> WHAT IS REQUIRED
Retype all material exactly. Pictures stay out of the copy.

begin

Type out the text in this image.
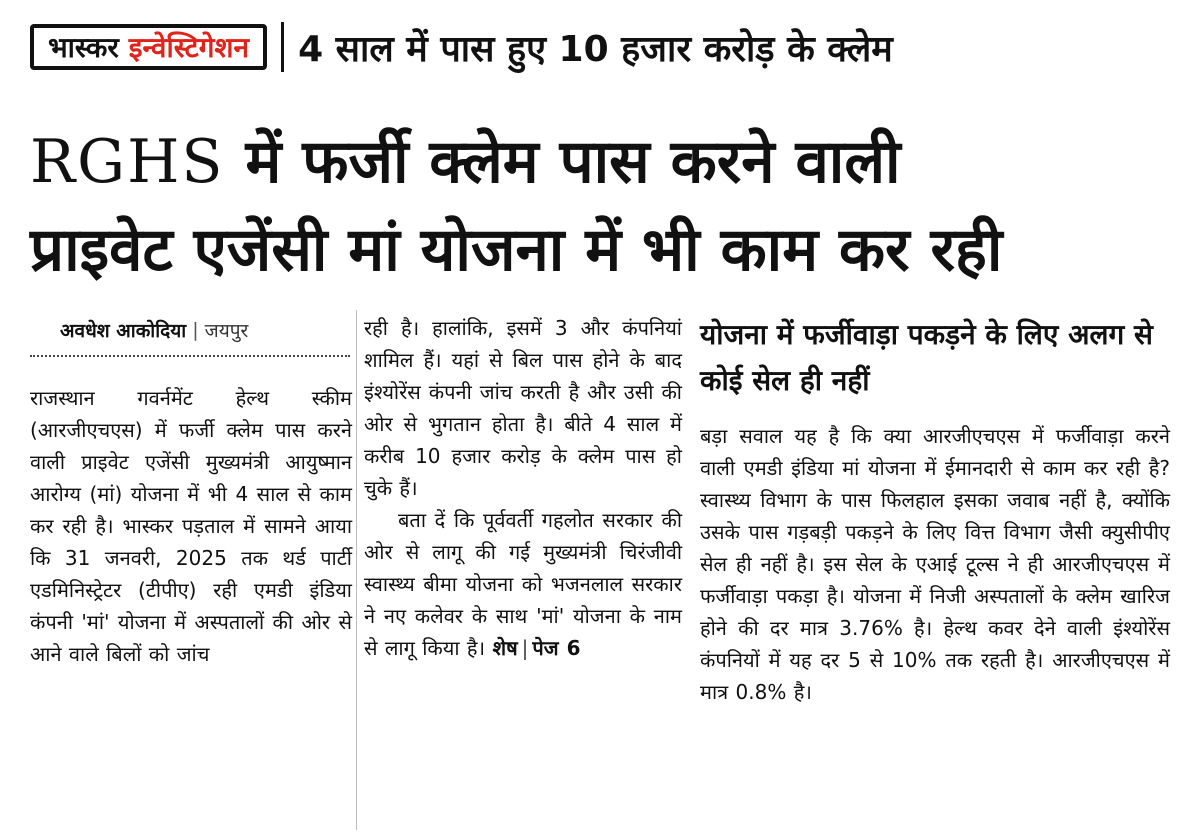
भास्कर इन्वेस्टिगेशन 4 साल में पास हुए 10 हजार करोड़ के क्लेम
RGHS में फर्जी क्लेम पास करने वाली
प्राइवेट एजेंसी मां योजना में भी काम कर रही
अवधेश आकोदिया | जयपुर

राजस्थान गवर्नमेंट हेल्थ स्कीम (आरजीएचएस) में फर्जी क्लेम पास करने वाली प्राइवेट एजेंसी मुख्यमंत्री आयुष्मान आरोग्य (मां) योजना में भी 4 साल से काम कर रही है। भास्कर पड़ताल में सामने आया कि 31 जनवरी, 2025 तक थर्ड पार्टी एडमिनिस्ट्रेटर (टीपीए) रही एमडी इंडिया कंपनी 'मां' योजना में अस्पतालों की ओर से आने वाले बिलों को जांच

रही है। हालांकि, इसमें 3 और कंपनियां शामिल हैं। यहां से बिल पास होने के बाद इंश्योरेंस कंपनी जांच करती है और उसी की ओर से भुगतान होता है। बीते 4 साल में करीब 10 हजार करोड़ के क्लेम पास हो चुके हैं।

बता दें कि पूर्ववर्ती गहलोत सरकार की ओर से लागू की गई मुख्यमंत्री चिरंजीवी स्वास्थ्य बीमा योजना को भजनलाल सरकार ने नए कलेवर के साथ 'मां' योजना के नाम से लागू किया है। शेष | पेज 6

योजना में फर्जीवाड़ा पकड़ने के लिए अलग से कोई सेल ही नहीं

बड़ा सवाल यह है कि क्या आरजीएचएस में फर्जीवाड़ा करने वाली एमडी इंडिया मां योजना में ईमानदारी से काम कर रही है? स्वास्थ्य विभाग के पास फिलहाल इसका जवाब नहीं है, क्योंकि उसके पास गड़बड़ी पकड़ने के लिए वित्त विभाग जैसी क्युसीपीए सेल ही नहीं है। इस सेल के एआई टूल्स ने ही आरजीएचएस में फर्जीवाड़ा पकड़ा है। योजना में निजी अस्पतालों के क्लेम खारिज होने की दर मात्र 3.76% है। हेल्थ कवर देने वाली इंश्योरेंस कंपनियों में यह दर 5 से 10% तक रहती है। आरजीएचएस में मात्र 0.8% है।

end

> RESULT OF THE TASK
Type out the text in this image.
भास्कर इन्वेस्टिगेशन 4 साल में पास हुए 10 हजार करोड़ के क्लेम
RGHS में फर्जी क्लेम पास करने वाली
प्राइवेट एजेंसी मां योजना में भी काम कर रही
अवधेश आकोदिया | जयपुर

राजस्थान गवर्नमेंट हेल्थ स्कीम (आरजीएचएस) में फर्जी क्लेम पास करने वाली प्राइवेट एजेंसी मुख्यमंत्री आयुष्मान आरोग्य (मां) योजना में भी 4 साल से काम कर रही है। भास्कर पड़ताल में सामने आया कि 31 जनवरी, 2025 तक थर्ड पार्टी एडमिनिस्ट्रेटर (टीपीए) रही एमडी इंडिया कंपनी 'मां' योजना में अस्पतालों की ओर से आने वाले बिलों को जांच

रही है। हालांकि, इसमें 3 और कंपनियां शामिल हैं। यहां से बिल पास होने के बाद इंश्योरेंस कंपनी जांच करती है और उसी की ओर से भुगतान होता है। बीते 4 साल में करीब 10 हजार करोड़ के क्लेम पास हो चुके हैं।

बता दें कि पूर्ववर्ती गहलोत सरकार की ओर से लागू की गई मुख्यमंत्री चिरंजीवी स्वास्थ्य बीमा योजना को भजनलाल सरकार ने नए कलेवर के साथ 'मां' योजना के नाम से लागू किया है। शेष | पेज 6

योजना में फर्जीवाड़ा पकड़ने के लिए अलग से कोई सेल ही नहीं

बड़ा सवाल यह है कि क्या आरजीएचएस में फर्जीवाड़ा करने वाली एमडी इंडिया मां योजना में ईमानदारी से काम कर रही है? स्वास्थ्य विभाग के पास फिलहाल इसका जवाब नहीं है, क्योंकि उसके पास गड़बड़ी पकड़ने के लिए वित्त विभाग जैसी क्युसीपीए सेल ही नहीं है। इस सेल के एआई टूल्स ने ही आरजीएचएस में फर्जीवाड़ा पकड़ा है। योजना में निजी अस्पतालों के क्लेम खारिज होने की दर मात्र 3.76% है। हेल्थ कवर देने वाली इंश्योरेंस कंपनियों में यह दर 5 से 10% तक रहती है। आरजीएचएस में मात्र 0.8% है।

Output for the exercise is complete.